• [WHAT THIS TASK INVOLVES] Reproduce all entries precisely as they are written.

##### EXTRACTED DATA #####

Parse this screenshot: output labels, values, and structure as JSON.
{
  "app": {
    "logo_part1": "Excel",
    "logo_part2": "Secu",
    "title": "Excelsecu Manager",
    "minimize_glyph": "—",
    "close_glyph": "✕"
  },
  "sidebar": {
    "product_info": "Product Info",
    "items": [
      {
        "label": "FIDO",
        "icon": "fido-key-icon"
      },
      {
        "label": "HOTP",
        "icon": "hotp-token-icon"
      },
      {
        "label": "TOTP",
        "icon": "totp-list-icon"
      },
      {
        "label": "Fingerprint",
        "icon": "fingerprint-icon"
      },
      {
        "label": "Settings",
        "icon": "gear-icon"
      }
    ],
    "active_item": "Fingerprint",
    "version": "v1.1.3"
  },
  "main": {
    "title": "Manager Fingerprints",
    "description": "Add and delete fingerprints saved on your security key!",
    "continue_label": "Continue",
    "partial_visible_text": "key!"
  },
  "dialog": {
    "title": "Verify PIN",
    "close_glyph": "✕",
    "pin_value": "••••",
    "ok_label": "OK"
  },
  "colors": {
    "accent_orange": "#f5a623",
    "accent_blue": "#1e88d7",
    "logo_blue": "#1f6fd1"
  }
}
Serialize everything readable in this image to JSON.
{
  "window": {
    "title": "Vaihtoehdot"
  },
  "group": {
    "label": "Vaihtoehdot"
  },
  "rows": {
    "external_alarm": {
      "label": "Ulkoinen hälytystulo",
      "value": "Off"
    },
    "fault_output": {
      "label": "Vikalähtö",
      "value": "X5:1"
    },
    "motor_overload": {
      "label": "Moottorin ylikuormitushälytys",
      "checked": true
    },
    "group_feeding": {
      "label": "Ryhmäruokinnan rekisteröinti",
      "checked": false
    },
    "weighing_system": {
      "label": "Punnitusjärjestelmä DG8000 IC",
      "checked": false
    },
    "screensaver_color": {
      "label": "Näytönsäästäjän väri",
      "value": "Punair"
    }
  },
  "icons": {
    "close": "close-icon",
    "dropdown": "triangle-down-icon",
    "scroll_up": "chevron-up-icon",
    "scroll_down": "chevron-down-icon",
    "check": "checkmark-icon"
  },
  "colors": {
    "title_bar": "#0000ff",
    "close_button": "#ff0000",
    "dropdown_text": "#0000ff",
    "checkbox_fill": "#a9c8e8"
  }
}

#####

• [TASK RESULT]
Parse this screenshot: output labels, values, and structure as JSON.
{
  "app": {
    "logo_part1": "Excel",
    "logo_part2": "Secu",
    "title": "Excelsecu Manager",
    "minimize_glyph": "—",
    "close_glyph": "✕"
  },
  "sidebar": {
    "product_info": "Product Info",
    "items": [
      {
        "label": "FIDO",
        "icon": "fido-key-icon"
      },
      {
        "label": "HOTP",
        "icon": "hotp-token-icon"
      },
      {
        "label": "TOTP",
        "icon": "totp-list-icon"
      },
      {
        "label": "Fingerprint",
        "icon": "fingerprint-icon"
      },
      {
        "label": "Settings",
        "icon": "gear-icon"
      }
    ],
    "active_item": "Fingerprint",
    "version": "v1.1.3"
  },
  "main": {
    "title": "Manager Fingerprints",
    "description": "Add and delete fingerprints saved on your security key!",
    "continue_label": "Continue",
    "partial_visible_text": "key!"
  },
  "dialog": {
    "title": "Verify PIN",
    "close_glyph": "✕",
    "pin_value": "••••",
    "ok_label": "OK"
  },
  "colors": {
    "accent_orange": "#f5a623",
    "accent_blue": "#1e88d7",
    "logo_blue": "#1f6fd1"
  }
}
Serialize everything readable in this image to JSON.
{
  "window": {
    "title": "Vaihtoehdot"
  },
  "group": {
    "label": "Vaihtoehdot"
  },
  "rows": {
    "external_alarm": {
      "label": "Ulkoinen hälytystulo",
      "value": "Off"
    },
    "fault_output": {
      "label": "Vikalähtö",
      "value": "X5:1"
    },
    "motor_overload": {
      "label": "Moottorin ylikuormitushälytys",
      "checked": true
    },
    "group_feeding": {
      "label": "Ryhmäruokinnan rekisteröinti",
      "checked": false
    },
    "weighing_system": {
      "label": "Punnitusjärjestelmä DG8000 IC",
      "checked": false
    },
    "screensaver_color": {
      "label": "Näytönsäästäjän väri",
      "value": "Punair"
    }
  },
  "icons": {
    "close": "close-icon",
    "dropdown": "triangle-down-icon",
    "scroll_up": "chevron-up-icon",
    "scroll_down": "chevron-down-icon",
    "check": "checkmark-icon"
  },
  "colors": {
    "title_bar": "#0000ff",
    "close_button": "#ff0000",
    "dropdown_text": "#0000ff",
    "checkbox_fill": "#a9c8e8"
  }
}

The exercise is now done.